→ Set task 1
In the entries below, duplicate the lines that begin at the line containing "tab-title: TourMate - Goo" and stop after the line containing "tab-title: TourMate (556, 17, 611, 33)".

Pointlessly turning things into a single expression is practically what the ternary operator was invented for (I'm having none of litb's compound-statement trickery):

std::cout << ((rand()%5==0) ? 2 : 
              (rand()%4==0) ? 5 : 
              (rand()%3==0) ? 22 : 
              (rand()%2==0) ? 55 : 
              332
             ) << std::endl;

Please don't rat on me to my code reviewer.

Ah, here we go, a proper uniform distribution (assuming rand() is uniform on its range) in what you could maybe call a "single statement", at a stretch.

It's an iteration-statement, but then so is a for loop with a great big block containing multiple statements. The syntax doesn't distinguish. This actually contains two statements: the whole thing is a statement, and the whole thing excluding the for(...) part is a statement. So probably "a single statement" means a single expression-statement, which this isn't. But anyway:

// weasel #1: #define for brevity. If that's against the rules,
// it can be copy and pasted 7 times below.
#define CHUNK ((((unsigned int)RAND_MAX) + 1) / 5)

→ Records to process

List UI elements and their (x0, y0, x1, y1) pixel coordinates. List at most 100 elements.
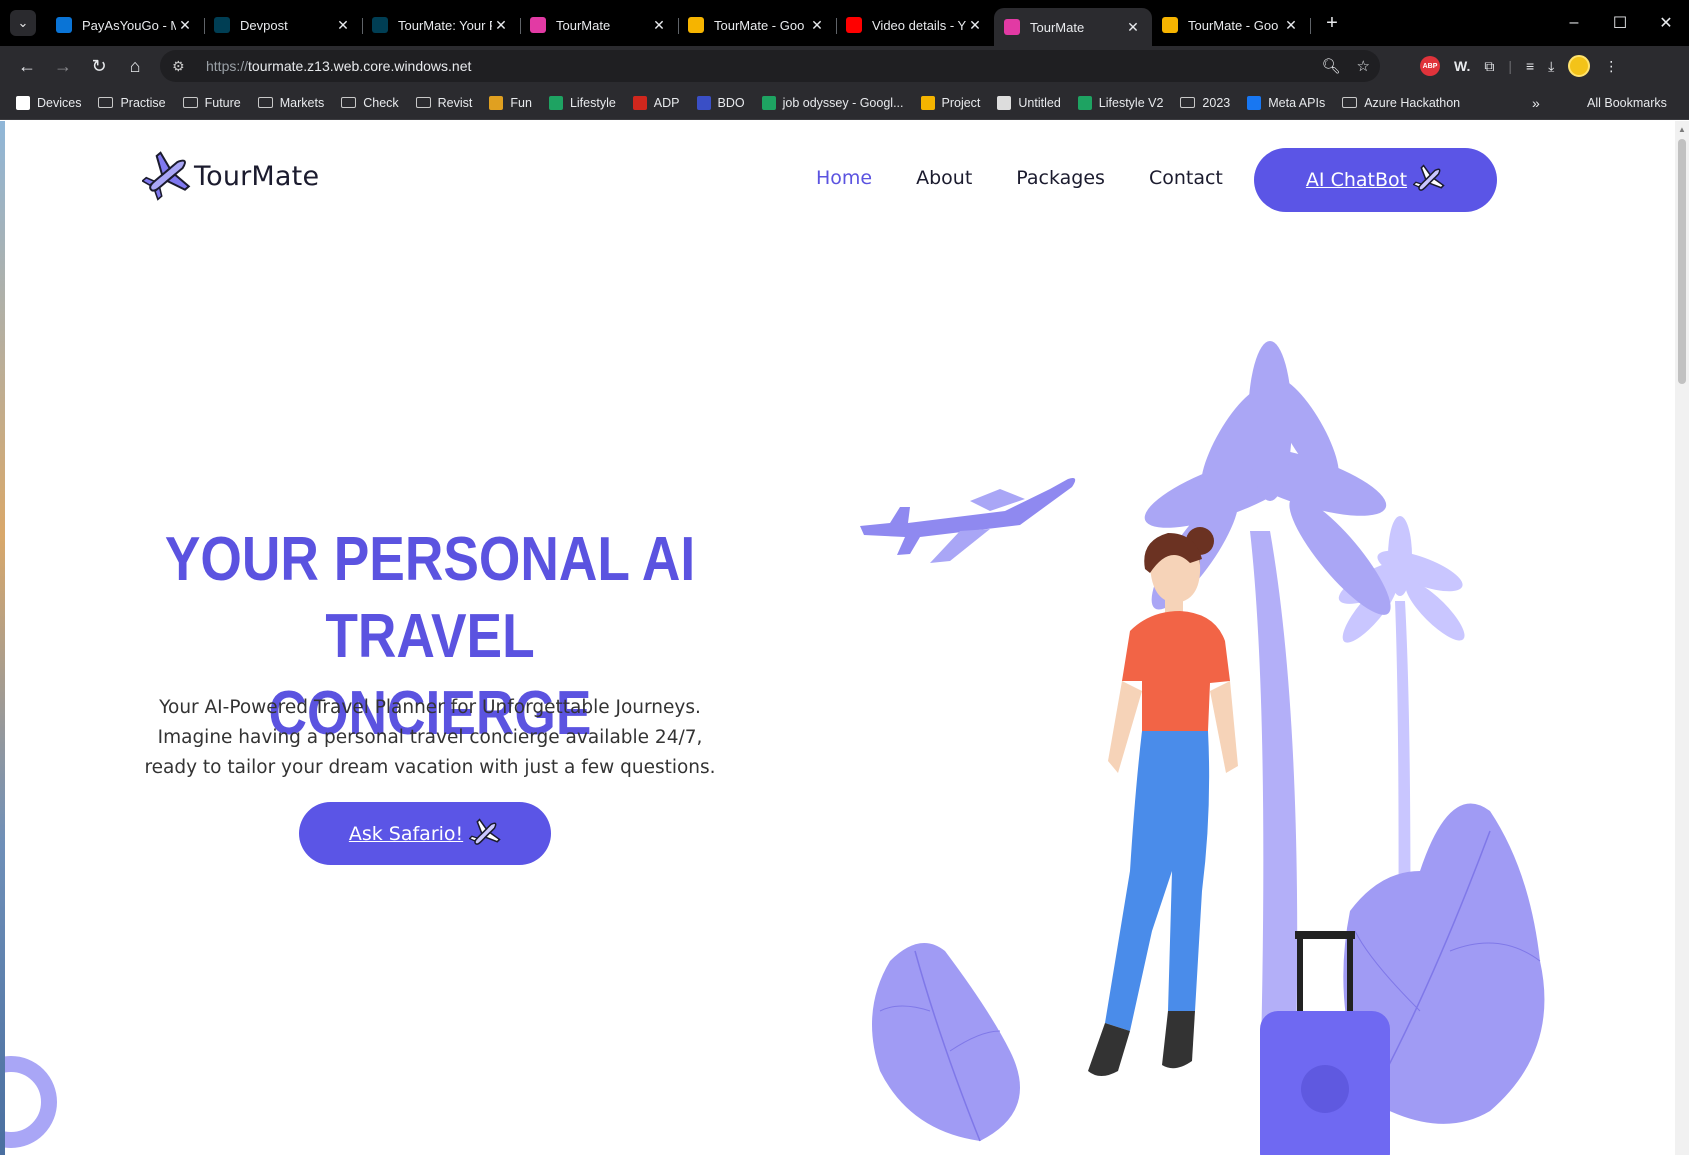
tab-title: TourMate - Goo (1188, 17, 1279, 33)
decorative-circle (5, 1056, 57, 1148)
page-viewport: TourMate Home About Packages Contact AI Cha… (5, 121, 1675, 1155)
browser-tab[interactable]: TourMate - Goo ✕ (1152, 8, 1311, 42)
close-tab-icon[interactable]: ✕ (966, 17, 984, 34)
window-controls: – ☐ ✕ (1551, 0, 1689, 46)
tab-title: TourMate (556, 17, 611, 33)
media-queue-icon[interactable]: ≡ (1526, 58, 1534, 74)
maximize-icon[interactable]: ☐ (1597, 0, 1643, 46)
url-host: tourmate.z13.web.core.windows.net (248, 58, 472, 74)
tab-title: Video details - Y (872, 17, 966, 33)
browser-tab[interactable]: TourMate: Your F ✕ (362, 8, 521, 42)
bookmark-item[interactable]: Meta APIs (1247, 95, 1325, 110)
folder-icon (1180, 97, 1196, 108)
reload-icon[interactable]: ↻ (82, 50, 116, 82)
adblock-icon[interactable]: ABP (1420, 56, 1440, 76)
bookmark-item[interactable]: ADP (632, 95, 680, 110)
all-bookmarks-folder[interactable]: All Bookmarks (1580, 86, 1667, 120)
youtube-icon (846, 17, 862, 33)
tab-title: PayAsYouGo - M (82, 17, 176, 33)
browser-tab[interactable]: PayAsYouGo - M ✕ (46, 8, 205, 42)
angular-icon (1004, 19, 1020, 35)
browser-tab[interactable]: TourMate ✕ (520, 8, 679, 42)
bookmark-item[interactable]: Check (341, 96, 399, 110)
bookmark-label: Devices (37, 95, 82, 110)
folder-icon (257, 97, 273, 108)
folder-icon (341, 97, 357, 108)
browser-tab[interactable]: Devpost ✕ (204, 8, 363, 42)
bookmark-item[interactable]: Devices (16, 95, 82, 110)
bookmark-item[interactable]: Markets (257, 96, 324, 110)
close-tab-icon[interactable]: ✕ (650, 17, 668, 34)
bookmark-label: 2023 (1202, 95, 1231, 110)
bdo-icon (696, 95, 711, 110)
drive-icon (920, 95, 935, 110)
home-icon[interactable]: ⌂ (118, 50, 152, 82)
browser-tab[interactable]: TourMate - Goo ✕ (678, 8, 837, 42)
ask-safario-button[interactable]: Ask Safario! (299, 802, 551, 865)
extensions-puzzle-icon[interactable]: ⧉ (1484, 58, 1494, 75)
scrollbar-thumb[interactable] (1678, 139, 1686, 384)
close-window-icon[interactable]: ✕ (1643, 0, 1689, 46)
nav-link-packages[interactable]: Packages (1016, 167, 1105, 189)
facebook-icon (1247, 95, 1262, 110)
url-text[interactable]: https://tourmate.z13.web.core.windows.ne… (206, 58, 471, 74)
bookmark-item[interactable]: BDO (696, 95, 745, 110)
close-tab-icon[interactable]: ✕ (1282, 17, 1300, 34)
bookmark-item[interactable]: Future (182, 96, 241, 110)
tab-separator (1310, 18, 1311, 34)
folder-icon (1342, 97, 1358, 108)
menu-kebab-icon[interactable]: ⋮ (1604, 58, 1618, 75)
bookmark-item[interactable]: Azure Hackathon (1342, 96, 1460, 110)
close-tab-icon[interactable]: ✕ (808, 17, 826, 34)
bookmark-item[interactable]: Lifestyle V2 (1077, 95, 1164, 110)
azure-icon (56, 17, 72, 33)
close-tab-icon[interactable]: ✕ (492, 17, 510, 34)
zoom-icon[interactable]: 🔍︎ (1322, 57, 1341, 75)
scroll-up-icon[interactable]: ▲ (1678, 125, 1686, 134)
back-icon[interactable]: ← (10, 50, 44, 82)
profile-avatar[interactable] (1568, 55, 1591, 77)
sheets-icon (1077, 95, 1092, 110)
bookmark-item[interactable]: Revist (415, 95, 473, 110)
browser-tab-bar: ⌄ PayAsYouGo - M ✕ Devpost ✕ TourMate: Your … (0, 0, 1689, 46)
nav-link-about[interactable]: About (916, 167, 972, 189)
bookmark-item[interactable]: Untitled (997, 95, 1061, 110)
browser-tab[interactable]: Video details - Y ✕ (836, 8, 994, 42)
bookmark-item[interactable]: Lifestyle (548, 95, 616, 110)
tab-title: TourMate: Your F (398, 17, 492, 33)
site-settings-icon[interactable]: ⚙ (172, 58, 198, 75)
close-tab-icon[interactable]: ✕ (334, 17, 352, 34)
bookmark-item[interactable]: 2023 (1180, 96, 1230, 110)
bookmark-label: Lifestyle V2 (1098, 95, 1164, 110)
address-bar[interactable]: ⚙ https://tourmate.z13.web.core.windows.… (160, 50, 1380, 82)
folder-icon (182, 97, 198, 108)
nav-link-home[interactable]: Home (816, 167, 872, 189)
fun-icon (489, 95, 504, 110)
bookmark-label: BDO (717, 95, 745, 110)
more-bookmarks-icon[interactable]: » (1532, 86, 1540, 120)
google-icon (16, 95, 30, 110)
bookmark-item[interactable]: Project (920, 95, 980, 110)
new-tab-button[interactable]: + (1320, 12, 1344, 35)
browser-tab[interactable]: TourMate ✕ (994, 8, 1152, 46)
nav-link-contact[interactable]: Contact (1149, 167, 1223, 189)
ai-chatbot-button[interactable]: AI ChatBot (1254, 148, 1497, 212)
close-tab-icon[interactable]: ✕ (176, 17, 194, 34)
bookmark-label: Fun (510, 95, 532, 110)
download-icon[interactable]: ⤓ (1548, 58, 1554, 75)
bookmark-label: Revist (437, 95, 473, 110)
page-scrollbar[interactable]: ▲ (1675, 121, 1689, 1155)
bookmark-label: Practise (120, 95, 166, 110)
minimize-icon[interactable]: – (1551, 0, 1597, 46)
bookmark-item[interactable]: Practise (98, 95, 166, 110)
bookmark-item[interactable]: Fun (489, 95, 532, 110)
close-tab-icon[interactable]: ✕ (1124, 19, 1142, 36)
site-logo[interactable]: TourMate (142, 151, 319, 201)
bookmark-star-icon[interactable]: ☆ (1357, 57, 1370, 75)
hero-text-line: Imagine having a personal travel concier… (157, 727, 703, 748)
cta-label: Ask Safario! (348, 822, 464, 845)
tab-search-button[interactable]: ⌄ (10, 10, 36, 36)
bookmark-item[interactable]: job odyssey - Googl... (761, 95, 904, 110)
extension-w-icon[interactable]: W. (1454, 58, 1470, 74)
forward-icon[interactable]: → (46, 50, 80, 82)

→ Set task 2
From the text on the ternary operator above, set down the passage that begins at the words "Please don't rat" and stops after the words "int)RAND_MAX) + 1) / 5)".

→ Task result 1
tab-title: TourMate - Goo (1188, 17, 1279, 33)
decorative-circle (5, 1056, 57, 1148)
page-viewport: TourMate Home About Packages Contact AI Cha… (5, 121, 1675, 1155)
browser-tab[interactable]: TourMate - Goo ✕ (1152, 8, 1311, 42)
close-tab-icon[interactable]: ✕ (966, 17, 984, 34)
window-controls: – ☐ ✕ (1551, 0, 1689, 46)
tab-title: TourMate (556, 17, 611, 33)

→ Task result 2
Please don't rat on me to my code reviewer.

Ah, here we go, a proper uniform distribution (assuming rand() is uniform on its range) in what you could maybe call a "single statement", at a stretch.

It's an iteration-statement, but then so is a for loop with a great big block containing multiple statements. The syntax doesn't distinguish. This actually contains two statements: the whole thing is a statement, and the whole thing excluding the for(...) part is a statement. So probably "a single statement" means a single expression-statement, which this isn't. But anyway:

// weasel #1: #define for brevity. If that's against the rules,
// it can be copy and pasted 7 times below.
#define CHUNK ((((unsigned int)RAND_MAX) + 1) / 5)